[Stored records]
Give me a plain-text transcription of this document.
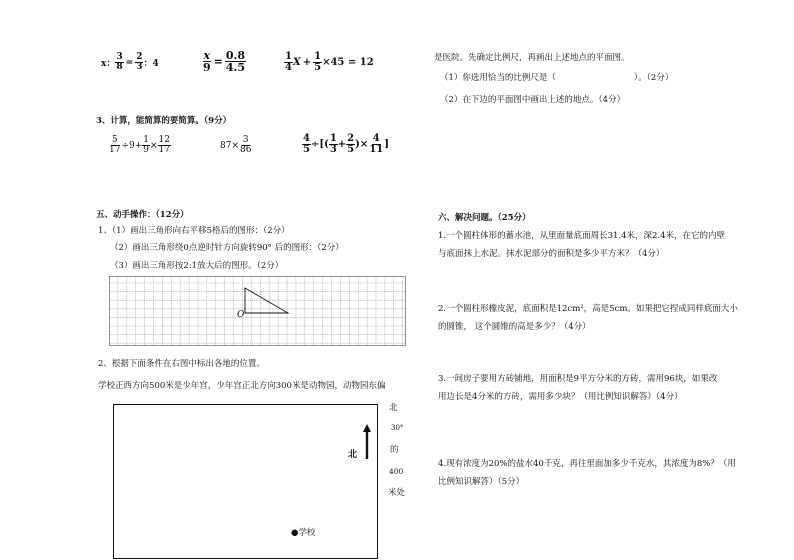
x： $\frac{3}{8} = \frac{2}{3}$ ：4	$\frac{x}{9} = \frac{0.8}{4.5}$	$\frac{1}{4}$ $X + \frac{1}{5} \times 45 = 12$
3、计算，能简算的要简算。（9分）
$\frac{5}{17} \div 9+ \frac{1}{9} \times \frac{12}{17}$	$87\times \frac{3}{86}$	$\frac{4}{5}$ ÷[( $\frac{1}{3} + \frac{2}{5}$ )× $\frac{4}{11}$ ]
五、动手操作：（12分）
1、（1）画出三角形向右平移5格后的图形：（2分）
（2）画出三角形绕0点逆时针方向旋转90° 后的图形：（2分）
（3）画出三角形按2:1放大后的图形。（2分）
O
2、根据下面条件在右图中标出各地的位置。
学校正西方向500米是少年宫，少年宫正北方向300米是动物园，动物园东偏
北
●学校
北
30°
的
400
米处
是医院。先确定比例尺，再画出上述地点的平面图。
（1）你选用恰当的比例尺是（	）。（2分）
（2）在下边的平面图中画出上述的地点。（4分）
六、解决问题。（25分）
1.一个圆柱体形的蓄水池，从里面量底面周长31.4米，深2.4米，在它的内壁
与底面抹上水泥。抹水泥部分的面积是多少平方米？（4分）
2.一个圆柱形橡皮泥，底面积是12cm²，高是5cm。如果把它捏成同样底面大小
的圆锥， 这个圆锥的高是多少？（4分）
3.一间房子要用方砖铺地，用面积是9平方分米的方砖，需用96块，如果改
用边长是4分米的方砖，需用多少块？（用比例知识解答）（4分）
4.现有浓度为20%的盐水40千克，再往里面加多少千克水，其浓度为8%？（用
比例知识解答）（5分）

[TASK OBJECTIVE]
Any pictures should be dropped; transcribe the rest of the records above exactly.

[EXPECTED ANSWER]
Give me a plain-text transcription of this document.
x： $\frac{3}{8} = \frac{2}{3}$ ：4	$\frac{x}{9} = \frac{0.8}{4.5}$	$\frac{1}{4}$ $X + \frac{1}{5} \times 45 = 12$
3、计算，能简算的要简算。（9分）
$\frac{5}{17} \div 9+ \frac{1}{9} \times \frac{12}{17}$	$87\times \frac{3}{86}$	$\frac{4}{5}$ ÷[( $\frac{1}{3} + \frac{2}{5}$ )× $\frac{4}{11}$ ]
五、动手操作：（12分）
1、（1）画出三角形向右平移5格后的图形：（2分）
（2）画出三角形绕0点逆时针方向旋转90° 后的图形：（2分）
（3）画出三角形按2:1放大后的图形。（2分）
O
2、根据下面条件在右图中标出各地的位置。
学校正西方向500米是少年宫，少年宫正北方向300米是动物园，动物园东偏
北
●学校
北
30°
的
400
米处
是医院。先确定比例尺，再画出上述地点的平面图。
（1）你选用恰当的比例尺是（	）。（2分）
（2）在下边的平面图中画出上述的地点。（4分）
六、解决问题。（25分）
1.一个圆柱体形的蓄水池，从里面量底面周长31.4米，深2.4米，在它的内壁
与底面抹上水泥。抹水泥部分的面积是多少平方米？（4分）
2.一个圆柱形橡皮泥，底面积是12cm²，高是5cm。如果把它捏成同样底面大小
的圆锥， 这个圆锥的高是多少？（4分）
3.一间房子要用方砖铺地，用面积是9平方分米的方砖，需用96块，如果改
用边长是4分米的方砖，需用多少块？（用比例知识解答）（4分）
4.现有浓度为20%的盐水40千克，再往里面加多少千克水，其浓度为8%？（用
比例知识解答）（5分）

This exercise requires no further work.